**EXERCISE DIRECTIONS:** Take every line from the listing below that includes "Candela" and copy it.

**DATASET RECORDS:**
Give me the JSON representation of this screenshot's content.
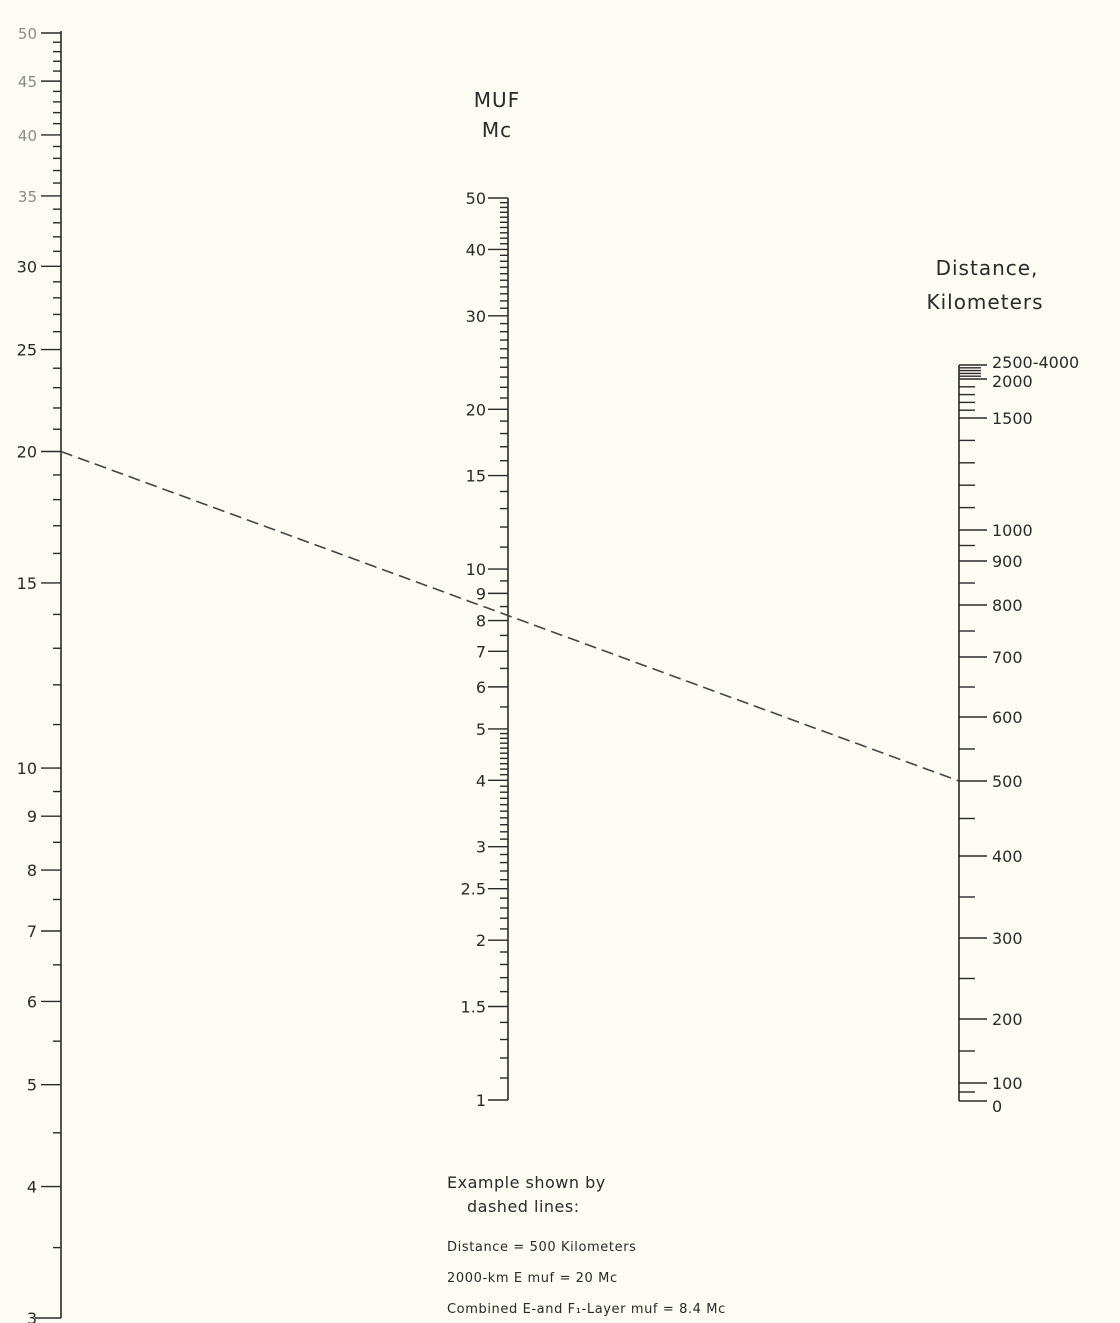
{
  "left_scale": {
    "labels": [
      "50",
      "45",
      "40",
      "35",
      "30",
      "25",
      "20",
      "15",
      "10",
      "9",
      "8",
      "7",
      "6",
      "5",
      "4",
      "3"
    ],
    "minor": [
      3.5,
      4.5,
      5.5,
      6.5,
      7.5,
      8.5,
      9.5,
      11,
      12,
      13,
      14,
      16,
      17,
      18,
      19,
      21,
      22,
      23,
      24,
      26,
      27,
      28,
      29,
      31,
      32,
      33,
      34,
      36,
      37,
      38,
      39,
      41,
      42,
      43,
      44,
      46,
      47,
      48,
      49
    ]
  },
  "middle_scale": {
    "title_line1": "MUF",
    "title_line2": "Mc",
    "labels": [
      "50",
      "40",
      "30",
      "20",
      "15",
      "10",
      "9",
      "8",
      "7",
      "6",
      "5",
      "4",
      "3",
      "2.5",
      "2",
      "1.5",
      "1"
    ]
  },
  "right_scale": {
    "title_line1": "Distance,",
    "title_line2": "Kilometers",
    "labels": [
      "2500-4000",
      "2000",
      "1500",
      "1000",
      "900",
      "800",
      "700",
      "600",
      "500",
      "400",
      "300",
      "200",
      "100",
      "0"
    ]
  },
  "example": {
    "heading_line1": "Example shown by",
    "heading_line2": "dashed lines:",
    "line1": "Distance = 500 Kilometers",
    "line2": "2000-km  E muf = 20 Mc",
    "line3": "Combined  E-and  F₁-Layer  muf = 8.4 Mc",
    "left_value": 20,
    "middle_value": 8.4,
    "right_value": 500
  }
}
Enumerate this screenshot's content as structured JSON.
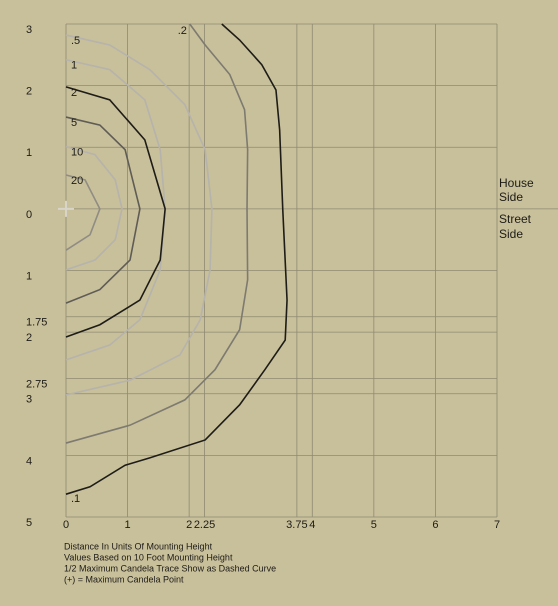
{
  "chart_data": {
    "type": "contour",
    "xlim": [
      0,
      7
    ],
    "ylim": [
      -5,
      3
    ],
    "xticks": [
      0,
      1,
      2,
      2.25,
      3.75,
      4,
      5,
      6,
      7
    ],
    "yticks": [
      3,
      2,
      1,
      0,
      {
        "value": -1,
        "label": "1"
      },
      {
        "value": -1.75,
        "label": "1.75"
      },
      {
        "value": -2,
        "label": "2"
      },
      {
        "value": -2.75,
        "label": "2.75"
      },
      {
        "value": -3,
        "label": "3"
      },
      {
        "value": -4,
        "label": "4"
      },
      {
        "value": -5,
        "label": "5"
      }
    ],
    "grid": true,
    "side_labels": {
      "house": [
        "House",
        "Side"
      ],
      "street": [
        "Street",
        "Side"
      ]
    },
    "notes": [
      "Distance In Units Of Mounting Height",
      "Values Based on 10 Foot Mounting Height",
      "1/2 Maximum Candela Trace Show as Dashed Curve",
      "(+) = Maximum Candela Point"
    ],
    "series": [
      {
        "name": ".1",
        "color": "#1e1c17",
        "x": [
          0,
          0.39,
          0.96,
          1.36,
          2.26,
          2.82,
          3.23,
          3.56,
          3.59,
          3.52,
          3.47,
          3.41,
          3.18,
          2.82,
          2.53
        ],
        "y": [
          -4.63,
          -4.51,
          -4.16,
          -4.04,
          -3.75,
          -3.18,
          -2.61,
          -2.13,
          -1.48,
          0,
          1.28,
          1.93,
          2.34,
          2.74,
          3
        ]
      },
      {
        "name": ".2",
        "color": "#7d7a70",
        "x": [
          2.01,
          2.26,
          2.66,
          2.9,
          2.95,
          2.94,
          2.95,
          2.82,
          2.42,
          1.93,
          1.04,
          0
        ],
        "y": [
          3,
          2.66,
          2.18,
          1.61,
          0.96,
          0,
          -1.15,
          -1.96,
          -2.61,
          -3.1,
          -3.51,
          -3.8
        ]
      },
      {
        "name": ".5",
        "color": "#b5b3ac",
        "x": [
          0,
          0.71,
          1.36,
          1.93,
          2.26,
          2.37,
          2.34,
          2.18,
          1.85,
          1.04,
          0
        ],
        "y": [
          2.82,
          2.66,
          2.26,
          1.69,
          0.96,
          0,
          -0.99,
          -1.8,
          -2.37,
          -2.78,
          -3.02
        ]
      },
      {
        "name": "1",
        "color": "#b5b3ac",
        "x": [
          0,
          0.71,
          1.28,
          1.53,
          1.61,
          1.53,
          1.2,
          0.71,
          0
        ],
        "y": [
          2.42,
          2.26,
          1.77,
          0.96,
          0,
          -0.99,
          -1.8,
          -2.21,
          -2.45
        ]
      },
      {
        "name": "2",
        "color": "#1e1c17",
        "x": [
          0,
          0.71,
          1.28,
          1.61,
          1.53,
          1.2,
          0.55,
          0
        ],
        "y": [
          1.98,
          1.77,
          1.12,
          0,
          -0.83,
          -1.48,
          -1.88,
          -2.08
        ]
      },
      {
        "name": "5",
        "color": "#5f5c55",
        "x": [
          0,
          0.55,
          0.96,
          1.2,
          1.04,
          0.55,
          0
        ],
        "y": [
          1.49,
          1.36,
          0.96,
          0,
          -0.83,
          -1.31,
          -1.53
        ]
      },
      {
        "name": "10",
        "color": "#b5b3ac",
        "x": [
          0,
          0.47,
          0.8,
          0.91,
          0.8,
          0.47,
          0
        ],
        "y": [
          1.01,
          0.88,
          0.47,
          0,
          -0.5,
          -0.83,
          -0.99
        ]
      },
      {
        "name": "20",
        "color": "#8f8c84",
        "x": [
          0,
          0.31,
          0.55,
          0.39,
          0
        ],
        "y": [
          0.55,
          0.47,
          0,
          -0.42,
          -0.67
        ]
      }
    ]
  }
}
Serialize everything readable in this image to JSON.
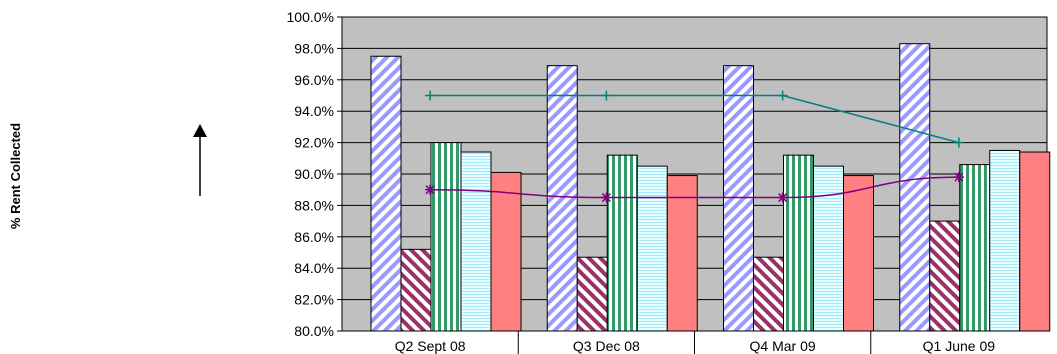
{
  "chart_data": {
    "type": "bar",
    "title": "",
    "xlabel": "",
    "ylabel": "% Rent Collected",
    "ylim": [
      80,
      100
    ],
    "ytick_step": 2,
    "ytick_format": "percent_1dp",
    "grid": true,
    "legend": "none",
    "categories": [
      "Q2 Sept 08",
      "Q3 Dec 08",
      "Q4 Mar 09",
      "Q1 June 09"
    ],
    "series": [
      {
        "type": "bar",
        "pattern": "diagonal-stripes",
        "color": "#9999ff",
        "values": [
          97.5,
          96.9,
          96.9,
          98.3
        ]
      },
      {
        "type": "bar",
        "pattern": "diagonal-stripes",
        "color": "#993366",
        "values": [
          85.2,
          84.7,
          84.7,
          87.0
        ]
      },
      {
        "type": "bar",
        "pattern": "vertical-stripes",
        "color": "#339966",
        "values": [
          92.0,
          91.2,
          91.2,
          90.6
        ]
      },
      {
        "type": "bar",
        "pattern": "horizontal-lines",
        "color": "#ccffff",
        "values": [
          91.4,
          90.5,
          90.5,
          91.5
        ]
      },
      {
        "type": "bar",
        "pattern": "solid",
        "color": "#ff8080",
        "values": [
          90.1,
          89.9,
          89.9,
          91.4
        ]
      },
      {
        "type": "line",
        "marker": "plus",
        "color": "#008080",
        "values": [
          95.0,
          95.0,
          95.0,
          92.0
        ]
      },
      {
        "type": "line",
        "marker": "star",
        "color": "#800080",
        "values": [
          89.0,
          88.5,
          88.5,
          89.8
        ]
      }
    ]
  },
  "colors": {
    "plot_background": "#c0c0c0",
    "gridline": "#000000"
  },
  "arrow_icon": "up-arrow-icon"
}
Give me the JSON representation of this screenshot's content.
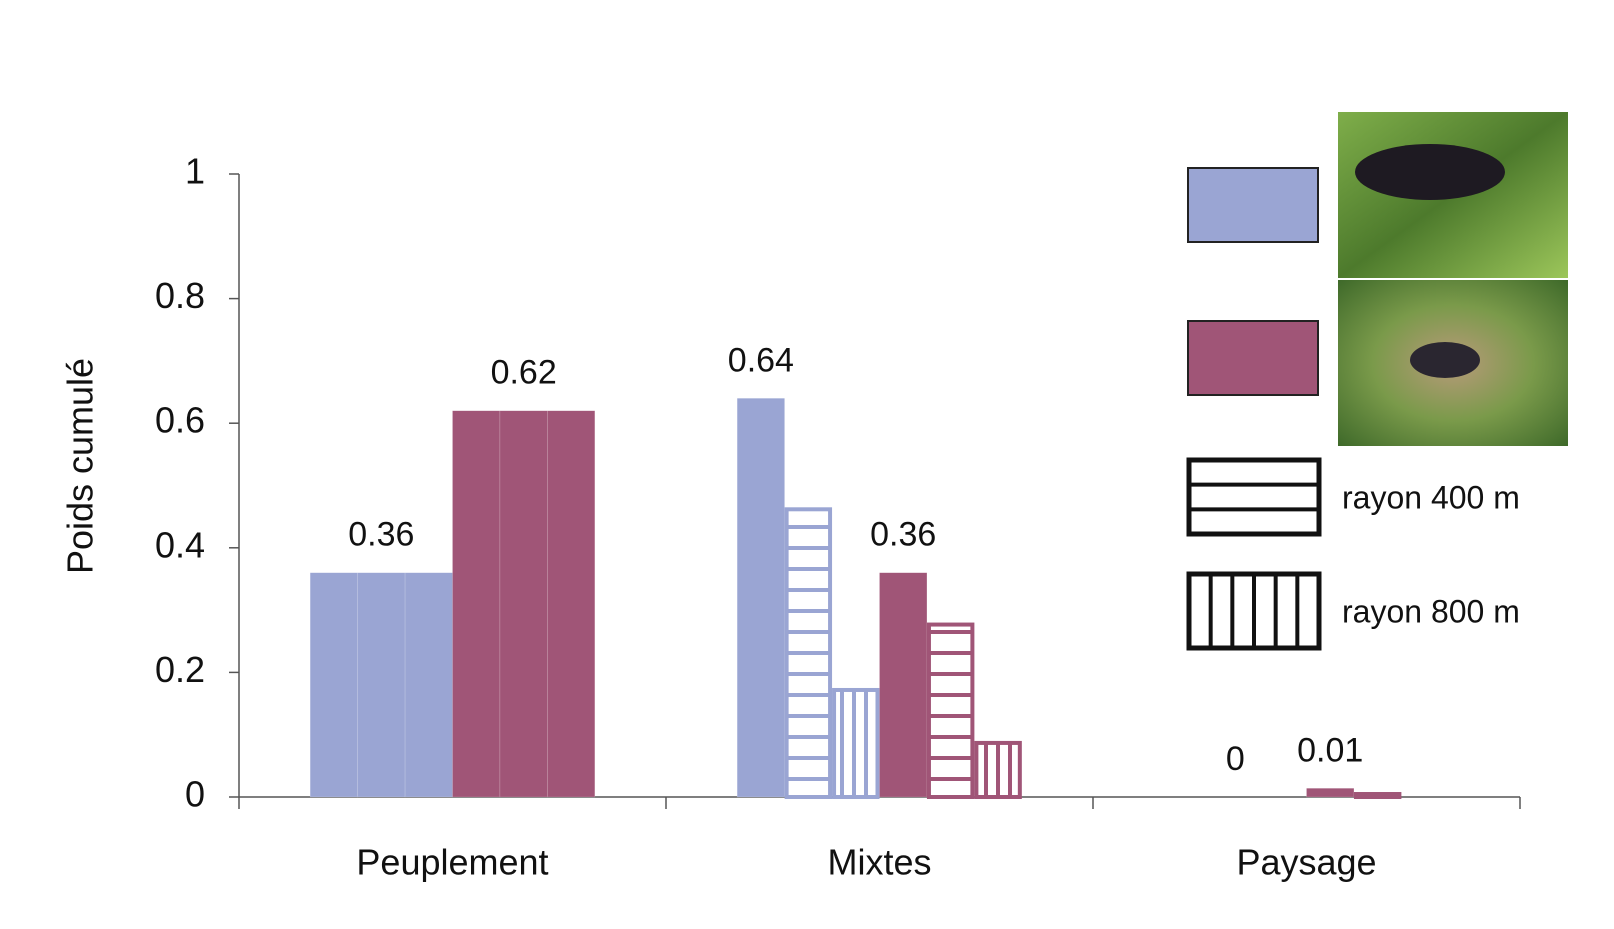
{
  "chart_data": {
    "type": "bar",
    "y_label": "Poids cumulé",
    "categories": [
      "Peuplement",
      "Mixtes",
      "Paysage"
    ],
    "ylim": [
      0,
      1
    ],
    "yticks": [
      0,
      0.2,
      0.4,
      0.6,
      0.8,
      1
    ],
    "series": [
      {
        "color": "#9aa5d3",
        "patterns": [
          "solid",
          "solid",
          "solid"
        ],
        "values": [
          0.36,
          0.64,
          0
        ],
        "value_labels": [
          "0.36",
          "0.64",
          "0"
        ]
      },
      {
        "color": "#9aa5d3",
        "patterns": [
          "solid",
          "horizontal",
          "horizontal"
        ],
        "values": [
          0.36,
          0.465,
          0
        ]
      },
      {
        "color": "#9aa5d3",
        "patterns": [
          "solid",
          "vertical",
          "vertical"
        ],
        "values": [
          0.36,
          0.175,
          0
        ]
      },
      {
        "color": "#a05577",
        "patterns": [
          "solid",
          "solid",
          "solid"
        ],
        "values": [
          0.62,
          0.36,
          0.014
        ],
        "value_labels": [
          "0.62",
          "0.36",
          "0.01"
        ]
      },
      {
        "color": "#a05577",
        "patterns": [
          "solid",
          "horizontal",
          "horizontal"
        ],
        "values": [
          0.62,
          0.28,
          0.008
        ]
      },
      {
        "color": "#a05577",
        "patterns": [
          "solid",
          "vertical",
          "vertical"
        ],
        "values": [
          0.62,
          0.09,
          0
        ]
      }
    ],
    "pattern_legend": [
      {
        "label": "rayon 400 m",
        "pattern": "horizontal"
      },
      {
        "label": "rayon 800 m",
        "pattern": "vertical"
      }
    ]
  }
}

**TASK SOLUTION:**
      "1/2 Maximum Candela Trace Show as Dashed Curve",
      "(+) = Maximum Candela Point"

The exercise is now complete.